--- Begin Source material ---

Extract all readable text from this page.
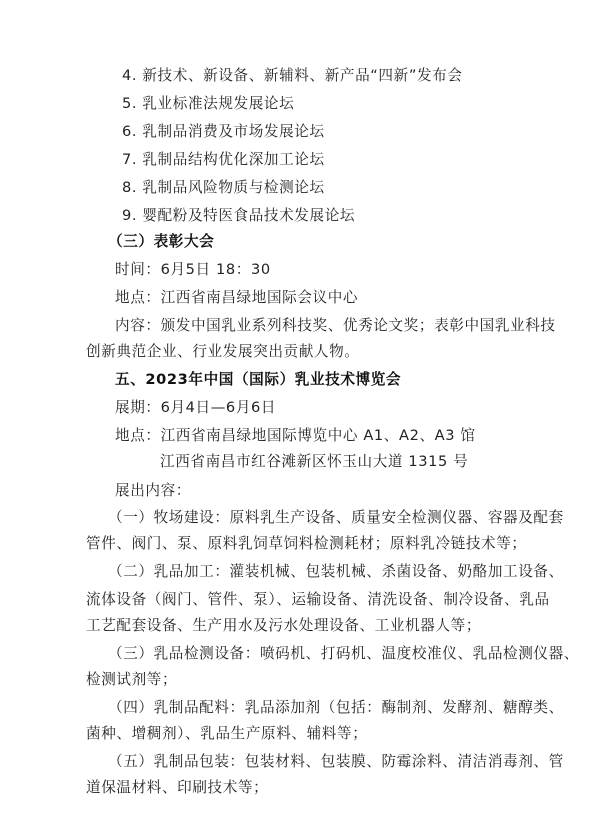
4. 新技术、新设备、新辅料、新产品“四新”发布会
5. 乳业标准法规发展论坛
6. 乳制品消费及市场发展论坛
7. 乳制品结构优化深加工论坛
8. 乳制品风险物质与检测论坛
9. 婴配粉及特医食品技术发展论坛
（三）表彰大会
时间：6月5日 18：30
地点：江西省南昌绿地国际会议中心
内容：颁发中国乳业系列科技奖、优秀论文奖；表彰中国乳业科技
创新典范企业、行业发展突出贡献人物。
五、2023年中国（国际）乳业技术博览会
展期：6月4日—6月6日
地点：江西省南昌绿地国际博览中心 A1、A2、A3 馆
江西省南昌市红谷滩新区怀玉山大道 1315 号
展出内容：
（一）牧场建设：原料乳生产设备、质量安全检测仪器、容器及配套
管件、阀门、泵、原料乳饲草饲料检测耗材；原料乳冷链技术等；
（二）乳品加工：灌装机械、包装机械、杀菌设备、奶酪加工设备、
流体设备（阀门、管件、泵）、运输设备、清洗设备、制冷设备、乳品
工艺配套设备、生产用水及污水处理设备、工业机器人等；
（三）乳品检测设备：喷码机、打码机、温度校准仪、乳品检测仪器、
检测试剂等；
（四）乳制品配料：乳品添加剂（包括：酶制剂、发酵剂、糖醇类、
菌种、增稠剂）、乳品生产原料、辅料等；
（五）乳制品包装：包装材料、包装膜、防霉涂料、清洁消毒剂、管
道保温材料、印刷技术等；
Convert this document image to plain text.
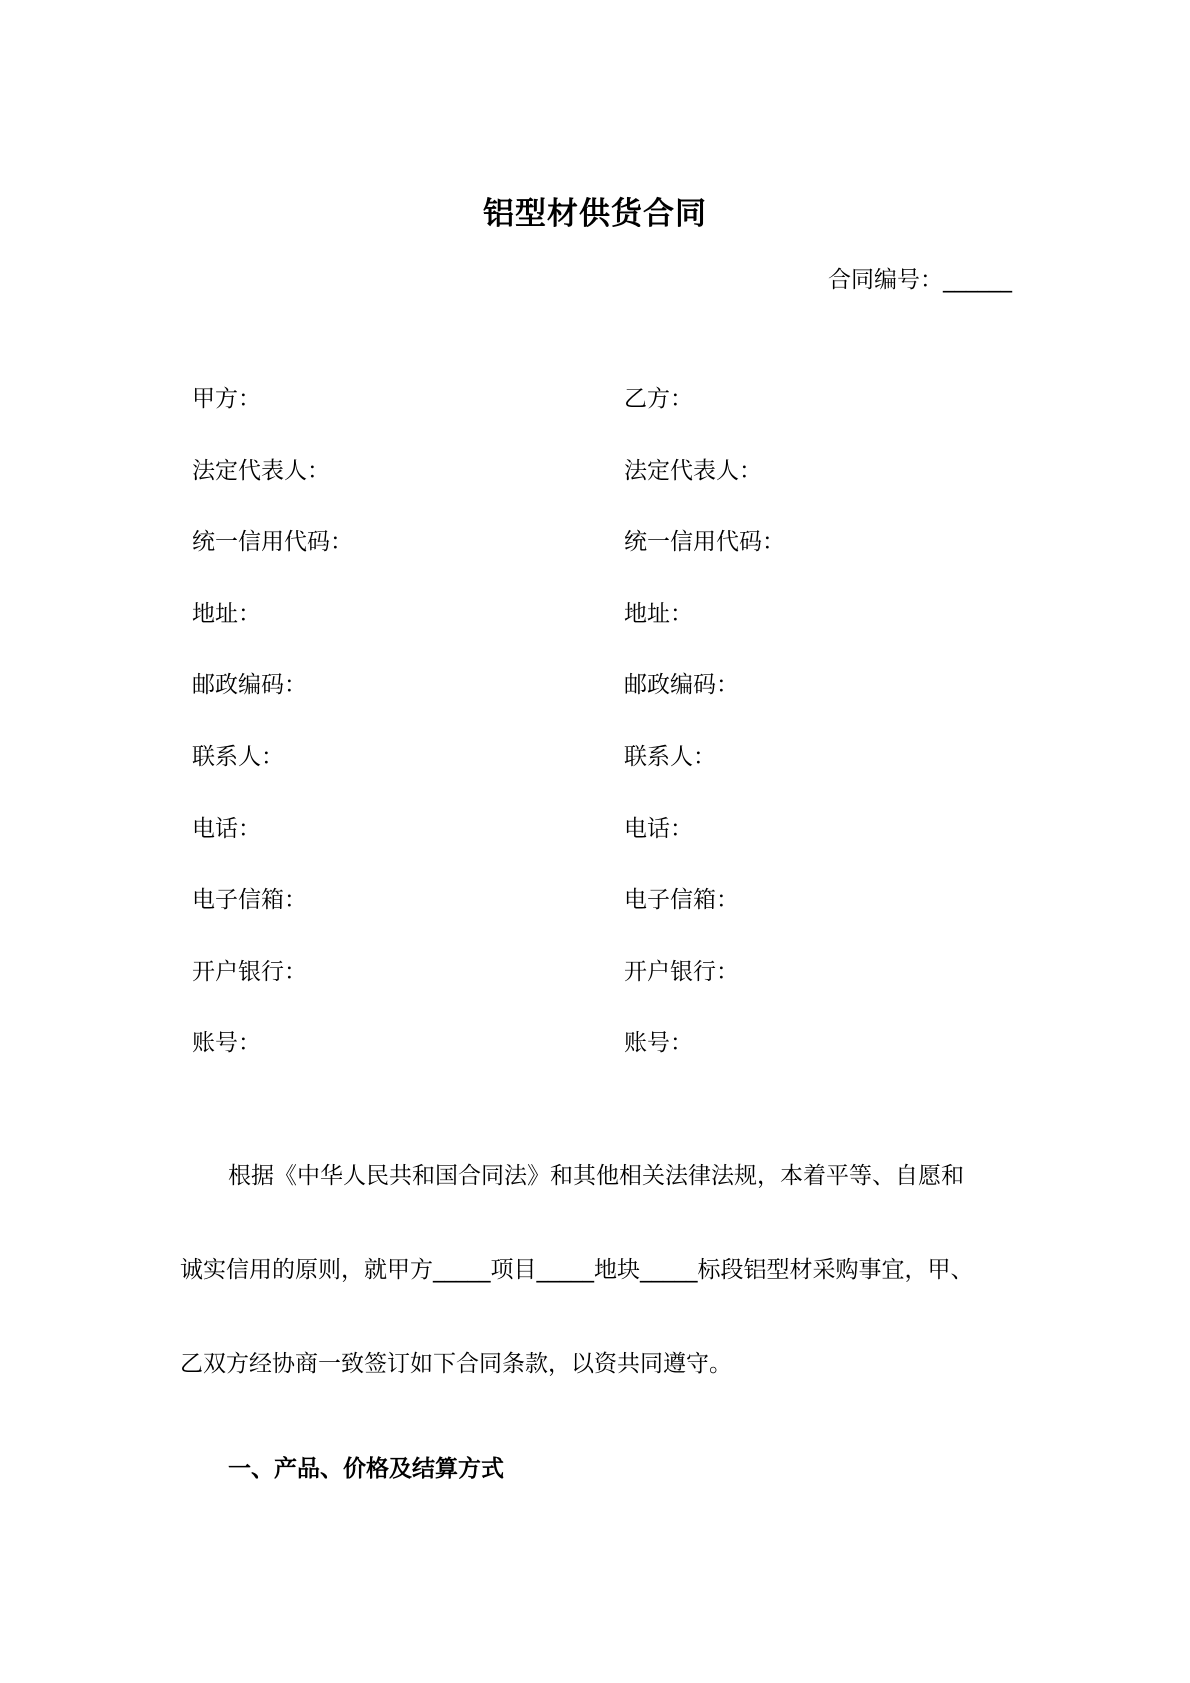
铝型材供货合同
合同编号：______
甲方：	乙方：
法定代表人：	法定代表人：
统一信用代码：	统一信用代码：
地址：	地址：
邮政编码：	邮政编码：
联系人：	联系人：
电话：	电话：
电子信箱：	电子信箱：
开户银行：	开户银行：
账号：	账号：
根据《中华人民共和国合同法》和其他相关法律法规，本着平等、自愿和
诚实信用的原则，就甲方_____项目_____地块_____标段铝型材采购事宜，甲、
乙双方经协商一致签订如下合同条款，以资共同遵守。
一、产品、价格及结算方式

--- End Source material ---

What you are asked to do: State how many lines hold the word "text". The number is the whole answer.

Response below: 2